— Start DATA TO PROCESS —

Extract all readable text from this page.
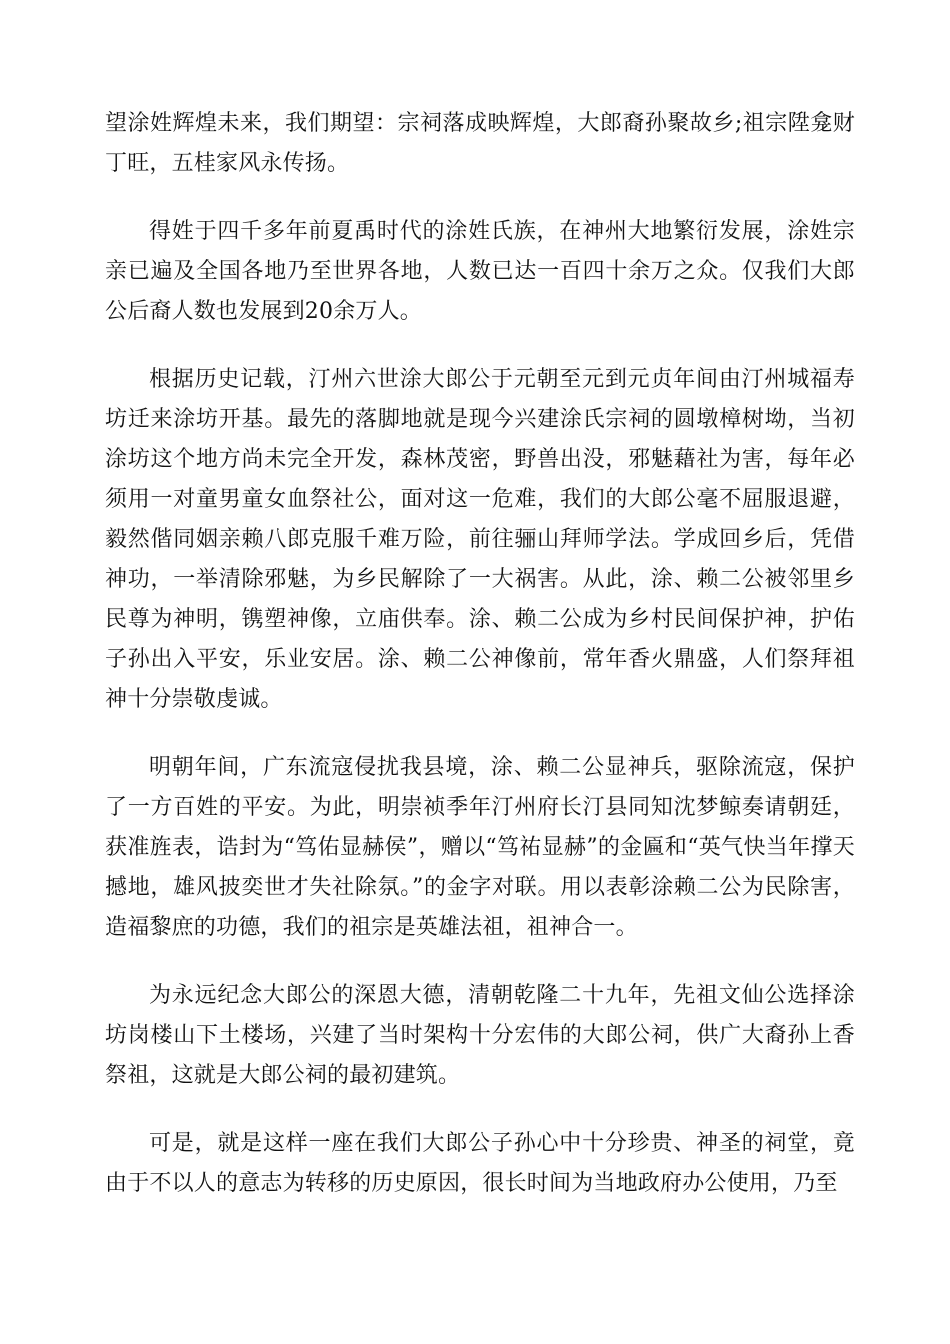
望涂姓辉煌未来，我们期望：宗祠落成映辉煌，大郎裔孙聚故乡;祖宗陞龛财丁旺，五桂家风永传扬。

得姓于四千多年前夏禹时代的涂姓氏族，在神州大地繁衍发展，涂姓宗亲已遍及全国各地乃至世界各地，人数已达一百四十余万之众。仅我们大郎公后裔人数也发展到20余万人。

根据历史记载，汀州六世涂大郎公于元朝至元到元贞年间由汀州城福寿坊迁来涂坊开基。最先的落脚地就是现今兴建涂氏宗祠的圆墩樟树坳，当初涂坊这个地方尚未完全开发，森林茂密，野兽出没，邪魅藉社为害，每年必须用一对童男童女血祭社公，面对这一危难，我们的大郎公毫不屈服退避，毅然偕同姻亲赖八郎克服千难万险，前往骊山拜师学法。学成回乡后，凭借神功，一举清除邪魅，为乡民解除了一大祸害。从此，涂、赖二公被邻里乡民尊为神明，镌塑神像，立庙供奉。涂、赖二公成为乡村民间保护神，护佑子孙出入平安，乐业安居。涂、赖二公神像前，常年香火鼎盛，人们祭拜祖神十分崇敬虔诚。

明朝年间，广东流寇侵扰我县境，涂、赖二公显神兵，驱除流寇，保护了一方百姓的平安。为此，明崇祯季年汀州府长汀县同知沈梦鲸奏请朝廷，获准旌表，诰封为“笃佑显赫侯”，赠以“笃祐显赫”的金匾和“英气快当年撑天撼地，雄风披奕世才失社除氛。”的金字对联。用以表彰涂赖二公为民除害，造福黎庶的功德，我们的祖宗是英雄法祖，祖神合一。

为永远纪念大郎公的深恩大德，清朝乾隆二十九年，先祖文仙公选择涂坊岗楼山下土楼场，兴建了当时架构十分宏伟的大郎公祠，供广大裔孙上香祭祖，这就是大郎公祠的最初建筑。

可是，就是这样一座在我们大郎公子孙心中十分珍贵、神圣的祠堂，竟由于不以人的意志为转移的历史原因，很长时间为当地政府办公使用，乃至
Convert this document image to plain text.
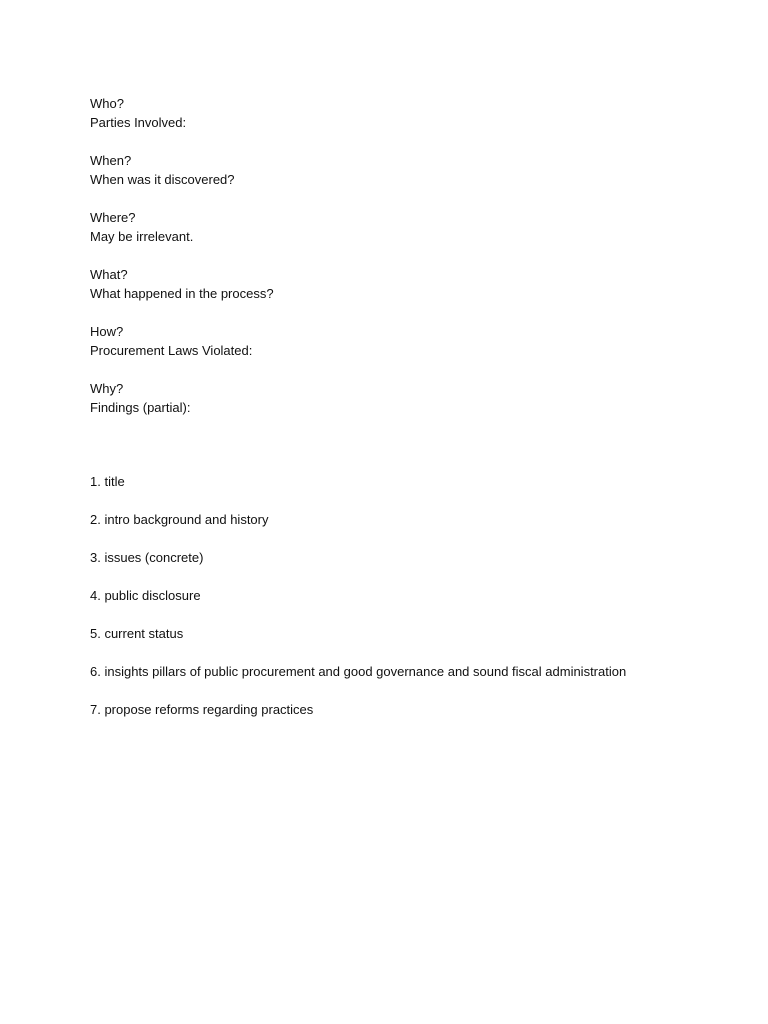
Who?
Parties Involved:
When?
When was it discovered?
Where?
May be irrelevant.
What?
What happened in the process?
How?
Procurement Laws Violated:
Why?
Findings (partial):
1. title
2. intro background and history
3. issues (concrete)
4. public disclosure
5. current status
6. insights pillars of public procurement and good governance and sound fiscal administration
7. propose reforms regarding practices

— End DATA TO PROCESS —

- WORK TO COMPLETE: Search the listing for the string "public". Copy each line where it turns up.

- THE SOLUTION:
4. public disclosure
6. insights pillars of public procurement and good governance and sound fiscal administration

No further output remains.